══ DATA EXCERPTS
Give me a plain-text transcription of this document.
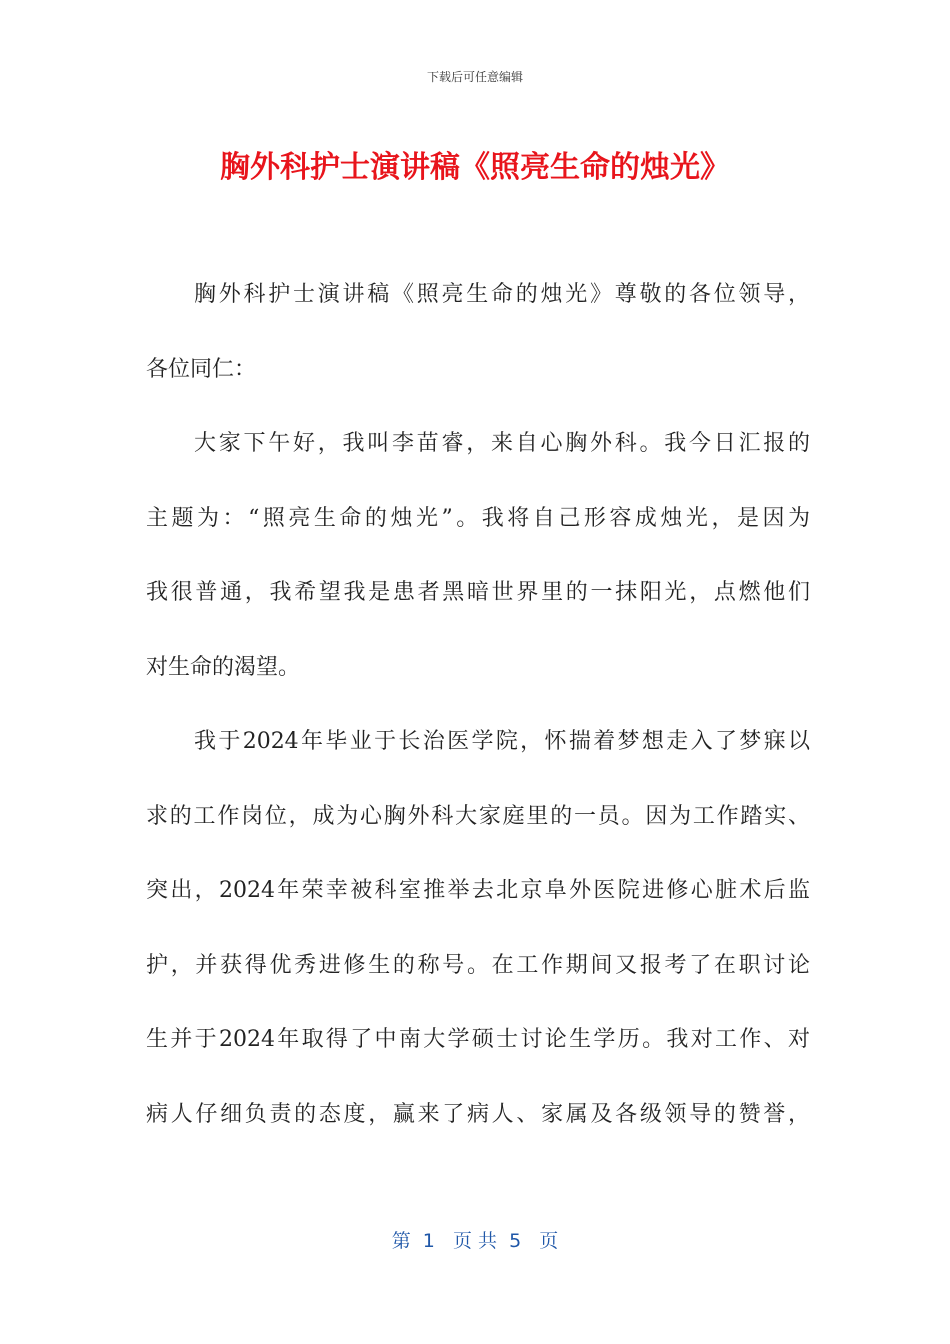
下载后可任意编辑
胸外科护士演讲稿《照亮生命的烛光》
胸外科护士演讲稿《照亮生命的烛光》尊敬的各位领导，
各位同仁：
大家下午好，我叫李苗睿，来自心胸外科。我今日汇报的
主题为：“照亮生命的烛光”。我将自己形容成烛光，是因为
我很普通，我希望我是患者黑暗世界里的一抹阳光，点燃他们
对生命的渴望。
我于2024年毕业于长治医学院，怀揣着梦想走入了梦寐以
求的工作岗位，成为心胸外科大家庭里的一员。因为工作踏实、
突出，2024年荣幸被科室推举去北京阜外医院进修心脏术后监
护，并获得优秀进修生的称号。在工作期间又报考了在职讨论
生并于2024年取得了中南大学硕士讨论生学历。我对工作、对
病人仔细负责的态度，赢来了病人、家属及各级领导的赞誉，
第  1   页 共  5   页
════
WHAT TO WORK ON:
Extract the entries in full, exactly as they are, minus the pictures.

ANSWER FOR THE TASK:
Give me a plain-text transcription of this document.
下载后可任意编辑
胸外科护士演讲稿《照亮生命的烛光》
胸外科护士演讲稿《照亮生命的烛光》尊敬的各位领导，
各位同仁：
大家下午好，我叫李苗睿，来自心胸外科。我今日汇报的
主题为：“照亮生命的烛光”。我将自己形容成烛光，是因为
我很普通，我希望我是患者黑暗世界里的一抹阳光，点燃他们
对生命的渴望。
我于2024年毕业于长治医学院，怀揣着梦想走入了梦寐以
求的工作岗位，成为心胸外科大家庭里的一员。因为工作踏实、
突出，2024年荣幸被科室推举去北京阜外医院进修心脏术后监
护，并获得优秀进修生的称号。在工作期间又报考了在职讨论
生并于2024年取得了中南大学硕士讨论生学历。我对工作、对
病人仔细负责的态度，赢来了病人、家属及各级领导的赞誉，
第  1   页 共  5   页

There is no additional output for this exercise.